■ EXERCISE DETAILS: From the listing below, pick out each line with the word "color".

■ DATASET EXCERPTS:
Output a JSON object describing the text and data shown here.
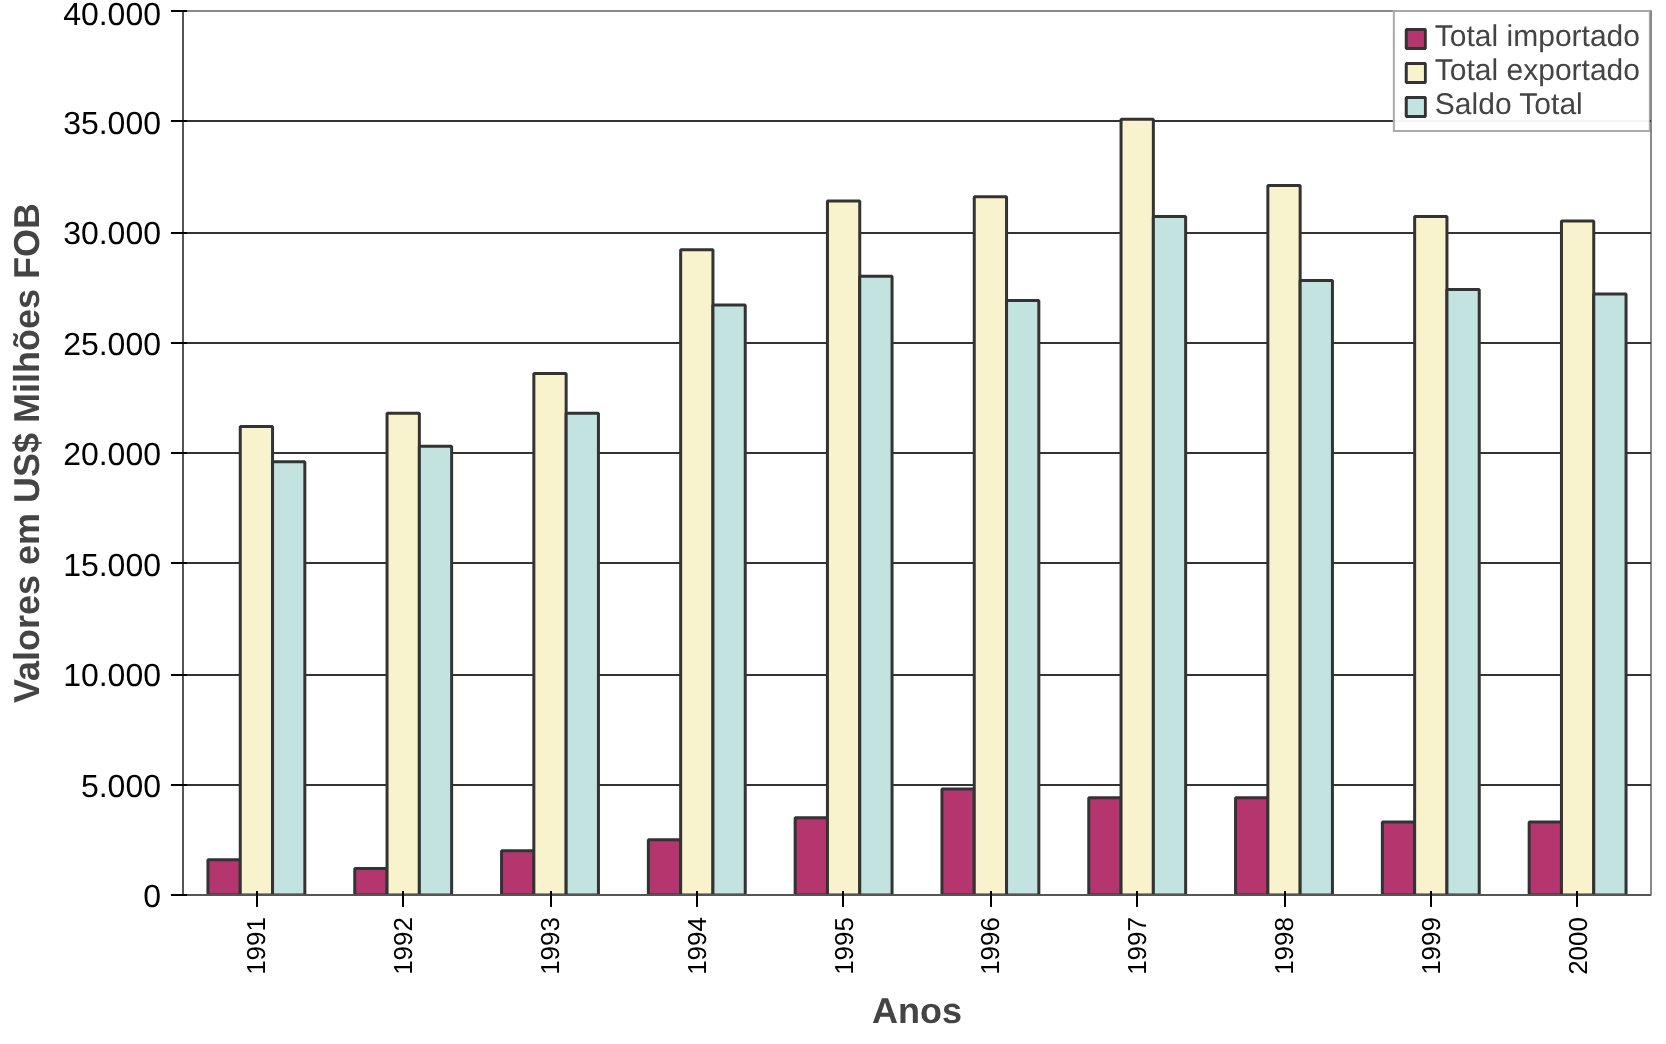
{
  "chart_data": {
    "type": "bar",
    "xlabel": "Anos",
    "ylabel": "Valores em US$ Milhões FOB",
    "categories": [
      "1991",
      "1992",
      "1993",
      "1994",
      "1995",
      "1996",
      "1997",
      "1998",
      "1999",
      "2000"
    ],
    "series": [
      {
        "name": "Total importado",
        "color": "#b5366f",
        "values": [
          1600,
          1200,
          2000,
          2500,
          3500,
          4800,
          4400,
          4400,
          3300,
          3300
        ]
      },
      {
        "name": "Total exportado",
        "color": "#f8f3cc",
        "values": [
          21200,
          21800,
          23600,
          29200,
          31400,
          31600,
          35100,
          32100,
          30700,
          30500
        ]
      },
      {
        "name": "Saldo Total",
        "color": "#c2e3e0",
        "values": [
          19600,
          20300,
          21800,
          26700,
          28000,
          26900,
          30700,
          27800,
          27400,
          27200
        ]
      }
    ],
    "ylim": [
      0,
      40000
    ],
    "yticks": [
      {
        "value": 0,
        "label": "0"
      },
      {
        "value": 5000,
        "label": "5.000"
      },
      {
        "value": 10000,
        "label": "10.000"
      },
      {
        "value": 15000,
        "label": "15.000"
      },
      {
        "value": 20000,
        "label": "20.000"
      },
      {
        "value": 25000,
        "label": "25.000"
      },
      {
        "value": 30000,
        "label": "30.000"
      },
      {
        "value": 35000,
        "label": "35.000"
      },
      {
        "value": 40000,
        "label": "40.000"
      }
    ],
    "grid": "y",
    "legend": "top right"
  }
}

■ WRITTEN SOLUTION:
        "color": "#b5366f",
        "color": "#f8f3cc",
        "color": "#c2e3e0",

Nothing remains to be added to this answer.